EXERCISE INPUT:
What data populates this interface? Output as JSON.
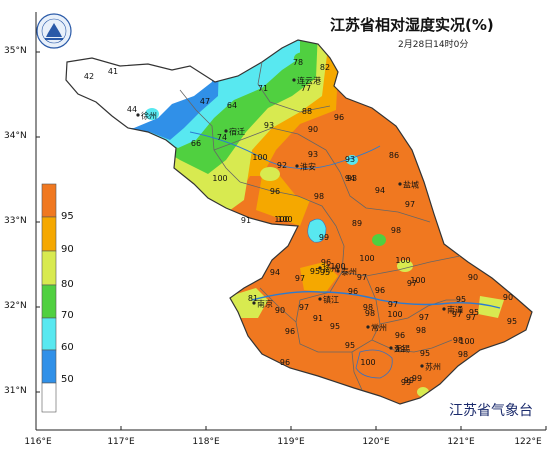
{
  "title": "江苏省相对湿度实况(%)",
  "subtitle": "2月28日14时0分",
  "agency": "江苏省气象台",
  "logo": {
    "icon": "meteorological-bureau-logo-icon",
    "text": "江苏省气象局"
  },
  "lat_labels": [
    "35°N",
    "34°N",
    "33°N",
    "32°N",
    "31°N"
  ],
  "lon_labels": [
    "116°E",
    "117°E",
    "118°E",
    "119°E",
    "120°E",
    "121°E",
    "122°E"
  ],
  "legend": {
    "labels": [
      "95",
      "90",
      "80",
      "70",
      "60",
      "50"
    ],
    "colors": [
      "#f07820",
      "#f5a800",
      "#d8ea50",
      "#50d040",
      "#58e8f0",
      "#3090e8",
      "#ffffff"
    ]
  },
  "cities": [
    "连云港",
    "宿迁",
    "徐州",
    "淮安",
    "盐城",
    "扬州",
    "泰州",
    "南京",
    "镇江",
    "常州",
    "南通",
    "无锡",
    "苏州"
  ],
  "values": [
    "42",
    "41",
    "44",
    "47",
    "64",
    "71",
    "78",
    "82",
    "77",
    "74",
    "66",
    "93",
    "88",
    "90",
    "96",
    "100",
    "92",
    "93",
    "94",
    "86",
    "100",
    "96",
    "93",
    "93",
    "94",
    "100",
    "98",
    "97",
    "91",
    "100",
    "99",
    "89",
    "98",
    "100",
    "96",
    "95",
    "97",
    "100",
    "95",
    "94",
    "97",
    "100",
    "97",
    "96",
    "100",
    "98",
    "90",
    "81",
    "90",
    "97",
    "96",
    "97",
    "91",
    "98",
    "100",
    "97",
    "95",
    "97",
    "90",
    "97",
    "95",
    "96",
    "95",
    "98",
    "96",
    "99",
    "95",
    "95",
    "96",
    "100",
    "95",
    "99",
    "98",
    "98",
    "99",
    "99",
    "100"
  ]
}
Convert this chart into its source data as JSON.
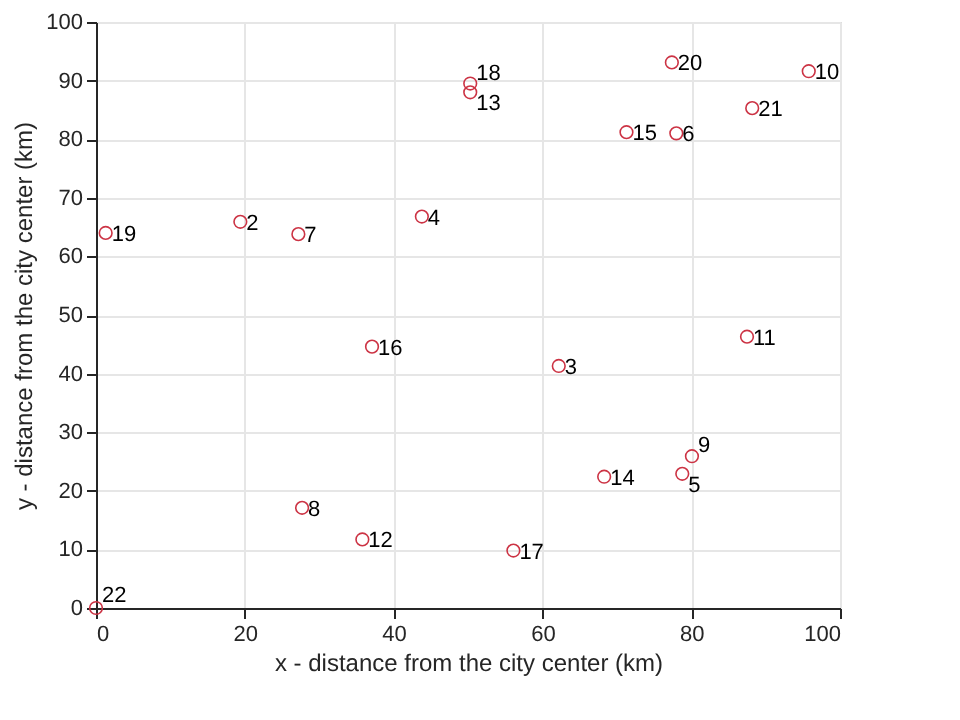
{
  "chart_data": {
    "type": "scatter",
    "xlabel": "x - distance from the city center (km)",
    "ylabel": "y - distance from the city center (km)",
    "x": [
      19.4,
      62.2,
      43.8,
      78.8,
      78.0,
      27.2,
      27.7,
      80.1,
      95.8,
      87.5,
      35.8,
      50.3,
      68.3,
      71.3,
      37.1,
      56.1,
      50.3,
      1.3,
      77.4,
      88.2,
      0
    ],
    "series": [
      {
        "color": "#cc3344",
        "values": [
          65.9,
          41.3,
          66.8,
          22.9,
          81.0,
          63.8,
          17.1,
          25.9,
          91.6,
          46.3,
          11.7,
          88.0,
          22.4,
          81.2,
          44.6,
          9.8,
          89.5,
          64.0,
          93.1,
          85.3,
          0
        ]
      }
    ],
    "annotations": [
      {
        "text": "2",
        "x": 19.4,
        "y": 65.9
      },
      {
        "text": "3",
        "x": 62.2,
        "y": 41.3
      },
      {
        "text": "4",
        "x": 43.8,
        "y": 66.8
      },
      {
        "text": "5",
        "x": 78.8,
        "y": 22.9
      },
      {
        "text": "6",
        "x": 78.0,
        "y": 81.0
      },
      {
        "text": "7",
        "x": 27.2,
        "y": 63.8
      },
      {
        "text": "8",
        "x": 27.7,
        "y": 17.1
      },
      {
        "text": "9",
        "x": 80.1,
        "y": 25.9
      },
      {
        "text": "10",
        "x": 95.8,
        "y": 91.6
      },
      {
        "text": "11",
        "x": 87.5,
        "y": 46.3
      },
      {
        "text": "12",
        "x": 35.8,
        "y": 11.7
      },
      {
        "text": "13",
        "x": 50.3,
        "y": 88.0
      },
      {
        "text": "14",
        "x": 68.3,
        "y": 22.4
      },
      {
        "text": "15",
        "x": 71.3,
        "y": 81.2
      },
      {
        "text": "16",
        "x": 37.1,
        "y": 44.6
      },
      {
        "text": "17",
        "x": 56.1,
        "y": 9.8
      },
      {
        "text": "18",
        "x": 50.3,
        "y": 89.5
      },
      {
        "text": "19",
        "x": 1.3,
        "y": 64.0
      },
      {
        "text": "20",
        "x": 77.4,
        "y": 93.1
      },
      {
        "text": "21",
        "x": 88.2,
        "y": 85.3
      },
      {
        "text": "22",
        "x": 0,
        "y": 0
      }
    ],
    "xlim": [
      0,
      100
    ],
    "ylim": [
      0,
      100
    ],
    "xticks": [
      0,
      20,
      40,
      60,
      80,
      100
    ],
    "yticks": [
      0,
      10,
      20,
      30,
      40,
      50,
      60,
      70,
      80,
      90,
      100
    ],
    "grid": true,
    "marker": "circle"
  }
}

SHORT EXERCISE:
Transcribe the records above exactly, omitting every picture they contain.

EXERCISE ANSWER:
What data populates this interface? Output as JSON.
{
  "title": "江苏省相对湿度实况(%)",
  "subtitle": "2月28日14时0分",
  "agency": "江苏省气象台",
  "logo": {
    "icon": "meteorological-bureau-logo-icon",
    "text": "江苏省气象局"
  },
  "lat_labels": [
    "35°N",
    "34°N",
    "33°N",
    "32°N",
    "31°N"
  ],
  "lon_labels": [
    "116°E",
    "117°E",
    "118°E",
    "119°E",
    "120°E",
    "121°E",
    "122°E"
  ],
  "legend": {
    "labels": [
      "95",
      "90",
      "80",
      "70",
      "60",
      "50"
    ],
    "colors": [
      "#f07820",
      "#f5a800",
      "#d8ea50",
      "#50d040",
      "#58e8f0",
      "#3090e8",
      "#ffffff"
    ]
  },
  "cities": [
    "连云港",
    "宿迁",
    "徐州",
    "淮安",
    "盐城",
    "扬州",
    "泰州",
    "南京",
    "镇江",
    "常州",
    "南通",
    "无锡",
    "苏州"
  ],
  "values": [
    "42",
    "41",
    "44",
    "47",
    "64",
    "71",
    "78",
    "82",
    "77",
    "74",
    "66",
    "93",
    "88",
    "90",
    "96",
    "100",
    "92",
    "93",
    "94",
    "86",
    "100",
    "96",
    "93",
    "93",
    "94",
    "100",
    "98",
    "97",
    "91",
    "100",
    "99",
    "89",
    "98",
    "100",
    "96",
    "95",
    "97",
    "100",
    "95",
    "94",
    "97",
    "100",
    "97",
    "96",
    "100",
    "98",
    "90",
    "81",
    "90",
    "97",
    "96",
    "97",
    "91",
    "98",
    "100",
    "97",
    "95",
    "97",
    "90",
    "97",
    "95",
    "96",
    "95",
    "98",
    "96",
    "99",
    "95",
    "95",
    "96",
    "100",
    "95",
    "99",
    "98",
    "98",
    "99",
    "99",
    "100"
  ]
}
Convert this chart into its source data as JSON.
{
  "chart_data": {
    "type": "scatter",
    "xlabel": "x - distance from the city center (km)",
    "ylabel": "y - distance from the city center (km)",
    "x": [
      19.4,
      62.2,
      43.8,
      78.8,
      78.0,
      27.2,
      27.7,
      80.1,
      95.8,
      87.5,
      35.8,
      50.3,
      68.3,
      71.3,
      37.1,
      56.1,
      50.3,
      1.3,
      77.4,
      88.2,
      0
    ],
    "series": [
      {
        "color": "#cc3344",
        "values": [
          65.9,
          41.3,
          66.8,
          22.9,
          81.0,
          63.8,
          17.1,
          25.9,
          91.6,
          46.3,
          11.7,
          88.0,
          22.4,
          81.2,
          44.6,
          9.8,
          89.5,
          64.0,
          93.1,
          85.3,
          0
        ]
      }
    ],
    "annotations": [
      {
        "text": "2",
        "x": 19.4,
        "y": 65.9
      },
      {
        "text": "3",
        "x": 62.2,
        "y": 41.3
      },
      {
        "text": "4",
        "x": 43.8,
        "y": 66.8
      },
      {
        "text": "5",
        "x": 78.8,
        "y": 22.9
      },
      {
        "text": "6",
        "x": 78.0,
        "y": 81.0
      },
      {
        "text": "7",
        "x": 27.2,
        "y": 63.8
      },
      {
        "text": "8",
        "x": 27.7,
        "y": 17.1
      },
      {
        "text": "9",
        "x": 80.1,
        "y": 25.9
      },
      {
        "text": "10",
        "x": 95.8,
        "y": 91.6
      },
      {
        "text": "11",
        "x": 87.5,
        "y": 46.3
      },
      {
        "text": "12",
        "x": 35.8,
        "y": 11.7
      },
      {
        "text": "13",
        "x": 50.3,
        "y": 88.0
      },
      {
        "text": "14",
        "x": 68.3,
        "y": 22.4
      },
      {
        "text": "15",
        "x": 71.3,
        "y": 81.2
      },
      {
        "text": "16",
        "x": 37.1,
        "y": 44.6
      },
      {
        "text": "17",
        "x": 56.1,
        "y": 9.8
      },
      {
        "text": "18",
        "x": 50.3,
        "y": 89.5
      },
      {
        "text": "19",
        "x": 1.3,
        "y": 64.0
      },
      {
        "text": "20",
        "x": 77.4,
        "y": 93.1
      },
      {
        "text": "21",
        "x": 88.2,
        "y": 85.3
      },
      {
        "text": "22",
        "x": 0,
        "y": 0
      }
    ],
    "xlim": [
      0,
      100
    ],
    "ylim": [
      0,
      100
    ],
    "xticks": [
      0,
      20,
      40,
      60,
      80,
      100
    ],
    "yticks": [
      0,
      10,
      20,
      30,
      40,
      50,
      60,
      70,
      80,
      90,
      100
    ],
    "grid": true,
    "marker": "circle"
  }
}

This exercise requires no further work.